[Written request A]:
Answer these questions from the tango mailing-list post:
(i) Which dance does the writer say onlookers would recognize from two blocks away without hearing the music?
(ii) How many people at a given milonga in SoCal might be dancing the traditional way, according to the writer?
(iii) At which festival did the writer go to the alternative music milonga?
[Written request B]: Retype the stretch of the tango mailing-list post from "I dance very" through "of the music.".

** Begin Document passage **

[Tango-L] tango to rap
HBBOOGIE1@aol.com
HBBOOGIE1 at aol.com
Tue Apr 12 20:21:43 EDT 2011
Sharon
American Rumba is danced to a rumba beat. If you were two blocks away and
couldn’t hear the music but could see the dancers there is no doubt you
would know they were doing a rumba.
I dance very traditional tango. My feet are grounded to the floor I dance
to the music paying attention to the woman I’m dancing with. I’m not
dancing for the audience or trying to impress. I would say at any given milonga
in SoCal you might find 3 or 4 people dancing this way the rest are
dancing what they believe to be tango because it’s what they’ve been taught or
seen on You tube. I have a lot of names for what I see going on out on the
dance floor and traditional tango is not one of them. So to answer the
question……… In their minds they are dancing tango in spite of the music.
I went to the alternative music milonga last year at the Seattle Tango
Festival with a very poor attitude because I’m such a tango snob. It wasn’t
alternative tango music it was rock and roll and jazz and such.

** End Document passage **
** Begin Raw records **

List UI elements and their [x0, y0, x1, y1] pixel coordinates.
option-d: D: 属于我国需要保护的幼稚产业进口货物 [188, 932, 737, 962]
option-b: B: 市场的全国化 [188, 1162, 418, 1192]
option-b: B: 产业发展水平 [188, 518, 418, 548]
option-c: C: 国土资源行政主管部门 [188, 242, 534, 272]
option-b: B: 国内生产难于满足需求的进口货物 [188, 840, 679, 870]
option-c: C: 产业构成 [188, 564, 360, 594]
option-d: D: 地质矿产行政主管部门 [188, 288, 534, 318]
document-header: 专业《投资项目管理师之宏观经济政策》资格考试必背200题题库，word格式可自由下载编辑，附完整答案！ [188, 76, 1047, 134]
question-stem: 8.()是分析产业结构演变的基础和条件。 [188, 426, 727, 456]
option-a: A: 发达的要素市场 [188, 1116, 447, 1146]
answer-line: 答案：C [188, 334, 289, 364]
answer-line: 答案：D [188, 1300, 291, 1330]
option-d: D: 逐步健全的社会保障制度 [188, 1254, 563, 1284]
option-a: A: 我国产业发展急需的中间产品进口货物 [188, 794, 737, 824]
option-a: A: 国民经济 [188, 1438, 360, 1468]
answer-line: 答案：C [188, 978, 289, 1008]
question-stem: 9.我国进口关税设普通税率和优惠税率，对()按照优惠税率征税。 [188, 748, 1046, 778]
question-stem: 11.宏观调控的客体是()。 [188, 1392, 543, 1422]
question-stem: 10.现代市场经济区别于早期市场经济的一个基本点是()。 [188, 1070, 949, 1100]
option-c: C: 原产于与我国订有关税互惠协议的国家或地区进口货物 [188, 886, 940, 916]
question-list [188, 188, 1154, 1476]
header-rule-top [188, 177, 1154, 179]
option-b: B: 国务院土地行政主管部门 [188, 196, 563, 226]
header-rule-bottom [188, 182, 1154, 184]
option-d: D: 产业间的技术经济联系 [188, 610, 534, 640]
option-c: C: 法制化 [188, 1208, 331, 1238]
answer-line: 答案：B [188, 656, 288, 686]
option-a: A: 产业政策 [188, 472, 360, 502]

** End Raw records **

[Final answer A]:
(i) American Rumba
(ii) 3 or 4
(iii) The Seattle Tango Festival

[Final answer B]:
I dance very traditional tango. My feet are grounded to the floor I dance
to the music paying attention to the woman I’m dancing with. I’m not
dancing for the audience or trying to impress. I would say at any given milonga
in SoCal you might find 3 or 4 people dancing this way the rest are
dancing what they believe to be tango because it’s what they’ve been taught or
seen on You tube. I have a lot of names for what I see going on out on the
dance floor and traditional tango is not one of them. So to answer the
question……… In their minds they are dancing tango in spite of the music.